▶ [Written request]
The records below must be written out exactly, with every picture left behind.

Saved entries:
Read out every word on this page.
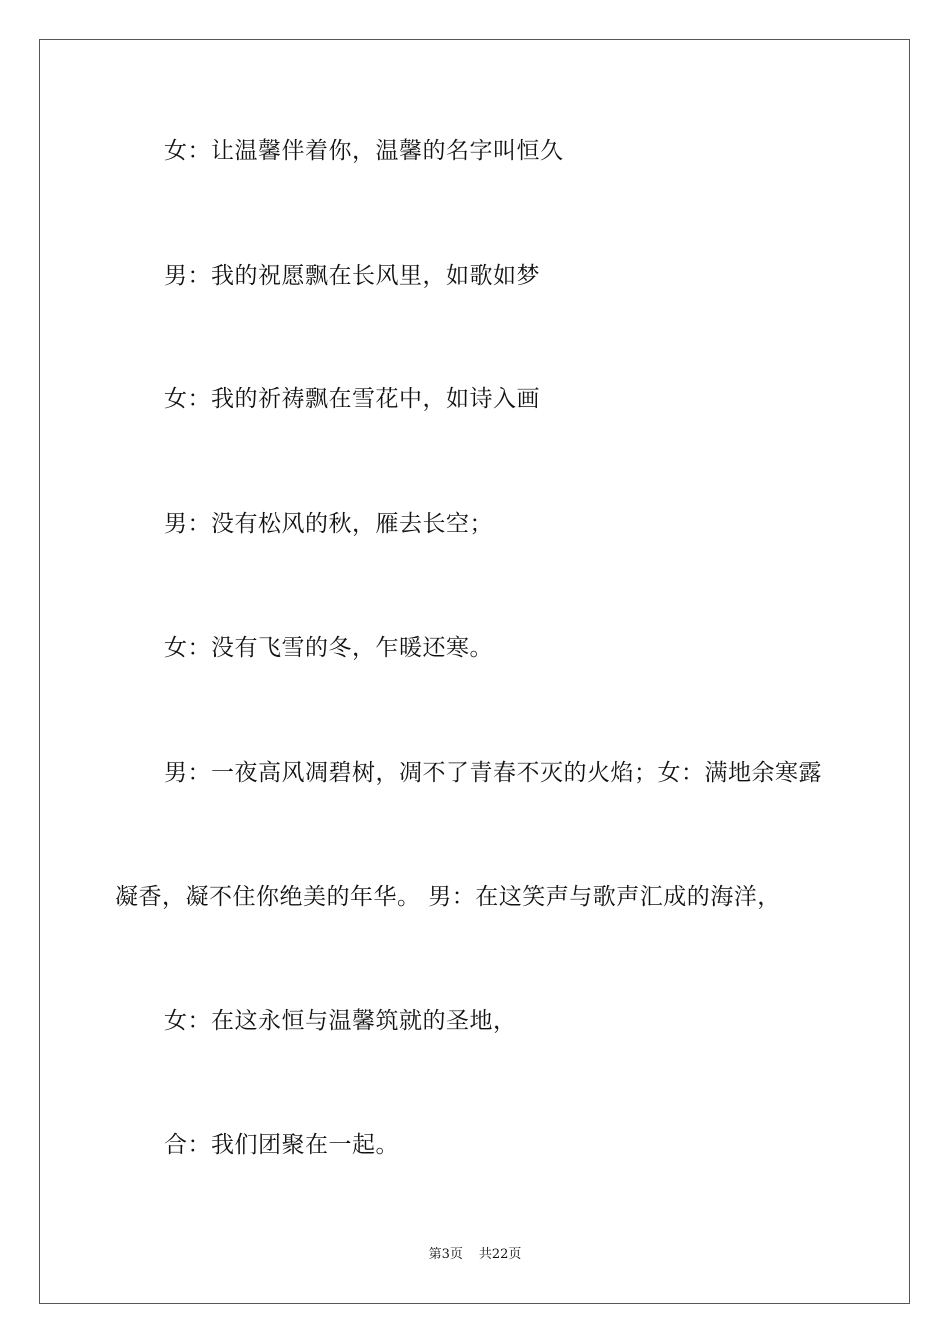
女：让温馨伴着你，温馨的名字叫恒久
男：我的祝愿飘在长风里，如歌如梦
女：我的祈祷飘在雪花中，如诗入画
男：没有松风的秋，雁去长空；
女：没有飞雪的冬，乍暖还寒。
男：一夜高风凋碧树，凋不了青春不灭的火焰；女：满地余寒露
凝香，凝不住你绝美的年华。 男：在这笑声与歌声汇成的海洋，
女：在这永恒与温馨筑就的圣地，
合：我们团聚在一起。
第3页 共22页
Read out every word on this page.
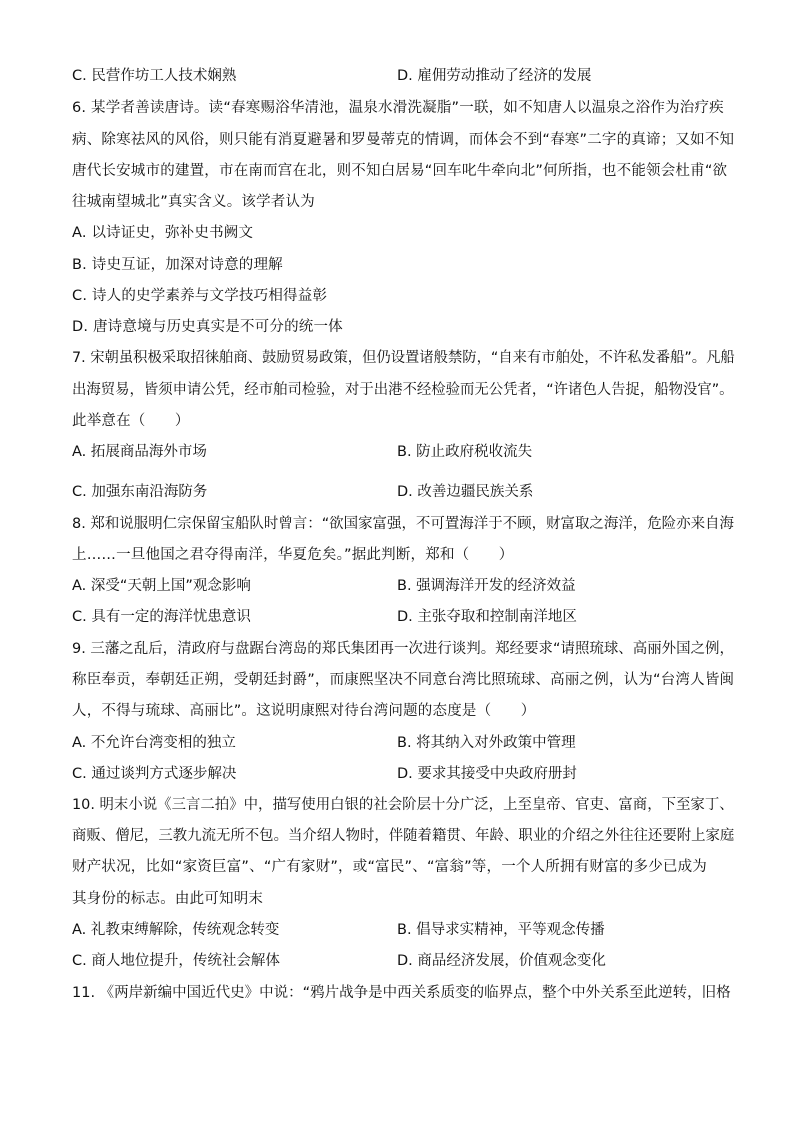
C. 民营作坊工人技术娴熟	D. 雇佣劳动推动了经济的发展
6. 某学者善读唐诗。读“春寒赐浴华清池，温泉水滑洗凝脂”一联，如不知唐人以温泉之浴作为治疗疾
病、除寒祛风的风俗，则只能有消夏避暑和罗曼蒂克的情调，而体会不到“春寒”二字的真谛；又如不知
唐代长安城市的建置，市在南而宫在北，则不知白居易“回车叱牛牵向北”何所指，也不能领会杜甫“欲
往城南望城北”真实含义。该学者认为
A. 以诗证史，弥补史书阙文
B. 诗史互证，加深对诗意的理解
C. 诗人的史学素养与文学技巧相得益彰
D. 唐诗意境与历史真实是不可分的统一体
7. 宋朝虽积极采取招徕舶商、鼓励贸易政策，但仍设置诸般禁防，“自来有市舶处，不许私发番船”。凡船
出海贸易，皆须申请公凭，经市舶司检验，对于出港不经检验而无公凭者，“许诸色人告捉，船物没官”。
此举意在（　　）
A. 拓展商品海外市场	B. 防止政府税收流失
C. 加强东南沿海防务	D. 改善边疆民族关系
8. 郑和说服明仁宗保留宝船队时曾言：“欲国家富强，不可置海洋于不顾，财富取之海洋，危险亦来自海
上……一旦他国之君夺得南洋，华夏危矣。”据此判断，郑和（　　）
A. 深受“天朝上国”观念影响	B. 强调海洋开发的经济效益
C. 具有一定的海洋忧患意识	D. 主张夺取和控制南洋地区
9. 三藩之乱后，清政府与盘踞台湾岛的郑氏集团再一次进行谈判。郑经要求“请照琉球、高丽外国之例，
称臣奉贡，奉朝廷正朔，受朝廷封爵”，而康熙坚决不同意台湾比照琉球、高丽之例，认为“台湾人皆闽
人，不得与琉球、高丽比”。这说明康熙对待台湾问题的态度是（　　）
A. 不允许台湾变相的独立	B. 将其纳入对外政策中管理
C. 通过谈判方式逐步解决	D. 要求其接受中央政府册封
10. 明末小说《三言二拍》中，描写使用白银的社会阶层十分广泛，上至皇帝、官吏、富商，下至家丁、
商贩、僧尼，三教九流无所不包。当介绍人物时，伴随着籍贯、年龄、职业的介绍之外往往还要附上家庭
财产状况，比如“家资巨富”、“广有家财”，或“富民”、“富翁”等，一个人所拥有财富的多少已成为
其身份的标志。由此可知明末
A. 礼教束缚解除，传统观念转变	B. 倡导求实精神，平等观念传播
C. 商人地位提升，传统社会解体	D. 商品经济发展，价值观念变化
11. 《两岸新编中国近代史》中说：“鸦片战争是中西关系质变的临界点，整个中外关系至此逆转，旧格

▶ [In response]
Read out every word on this page.
女：让温馨伴着你，温馨的名字叫恒久
男：我的祝愿飘在长风里，如歌如梦
女：我的祈祷飘在雪花中，如诗入画
男：没有松风的秋，雁去长空；
女：没有飞雪的冬，乍暖还寒。
男：一夜高风凋碧树，凋不了青春不灭的火焰；女：满地余寒露
凝香，凝不住你绝美的年华。 男：在这笑声与歌声汇成的海洋，
女：在这永恒与温馨筑就的圣地，
合：我们团聚在一起。
第3页 共22页
Read out every word on this page.
C. 民营作坊工人技术娴熟	D. 雇佣劳动推动了经济的发展
6. 某学者善读唐诗。读“春寒赐浴华清池，温泉水滑洗凝脂”一联，如不知唐人以温泉之浴作为治疗疾
病、除寒祛风的风俗，则只能有消夏避暑和罗曼蒂克的情调，而体会不到“春寒”二字的真谛；又如不知
唐代长安城市的建置，市在南而宫在北，则不知白居易“回车叱牛牵向北”何所指，也不能领会杜甫“欲
往城南望城北”真实含义。该学者认为
A. 以诗证史，弥补史书阙文
B. 诗史互证，加深对诗意的理解
C. 诗人的史学素养与文学技巧相得益彰
D. 唐诗意境与历史真实是不可分的统一体
7. 宋朝虽积极采取招徕舶商、鼓励贸易政策，但仍设置诸般禁防，“自来有市舶处，不许私发番船”。凡船
出海贸易，皆须申请公凭，经市舶司检验，对于出港不经检验而无公凭者，“许诸色人告捉，船物没官”。
此举意在（　　）
A. 拓展商品海外市场	B. 防止政府税收流失
C. 加强东南沿海防务	D. 改善边疆民族关系
8. 郑和说服明仁宗保留宝船队时曾言：“欲国家富强，不可置海洋于不顾，财富取之海洋，危险亦来自海
上……一旦他国之君夺得南洋，华夏危矣。”据此判断，郑和（　　）
A. 深受“天朝上国”观念影响	B. 强调海洋开发的经济效益
C. 具有一定的海洋忧患意识	D. 主张夺取和控制南洋地区
9. 三藩之乱后，清政府与盘踞台湾岛的郑氏集团再一次进行谈判。郑经要求“请照琉球、高丽外国之例，
称臣奉贡，奉朝廷正朔，受朝廷封爵”，而康熙坚决不同意台湾比照琉球、高丽之例，认为“台湾人皆闽
人，不得与琉球、高丽比”。这说明康熙对待台湾问题的态度是（　　）
A. 不允许台湾变相的独立	B. 将其纳入对外政策中管理
C. 通过谈判方式逐步解决	D. 要求其接受中央政府册封
10. 明末小说《三言二拍》中，描写使用白银的社会阶层十分广泛，上至皇帝、官吏、富商，下至家丁、
商贩、僧尼，三教九流无所不包。当介绍人物时，伴随着籍贯、年龄、职业的介绍之外往往还要附上家庭
财产状况，比如“家资巨富”、“广有家财”，或“富民”、“富翁”等，一个人所拥有财富的多少已成为
其身份的标志。由此可知明末
A. 礼教束缚解除，传统观念转变	B. 倡导求实精神，平等观念传播
C. 商人地位提升，传统社会解体	D. 商品经济发展，价值观念变化
11. 《两岸新编中国近代史》中说：“鸦片战争是中西关系质变的临界点，整个中外关系至此逆转，旧格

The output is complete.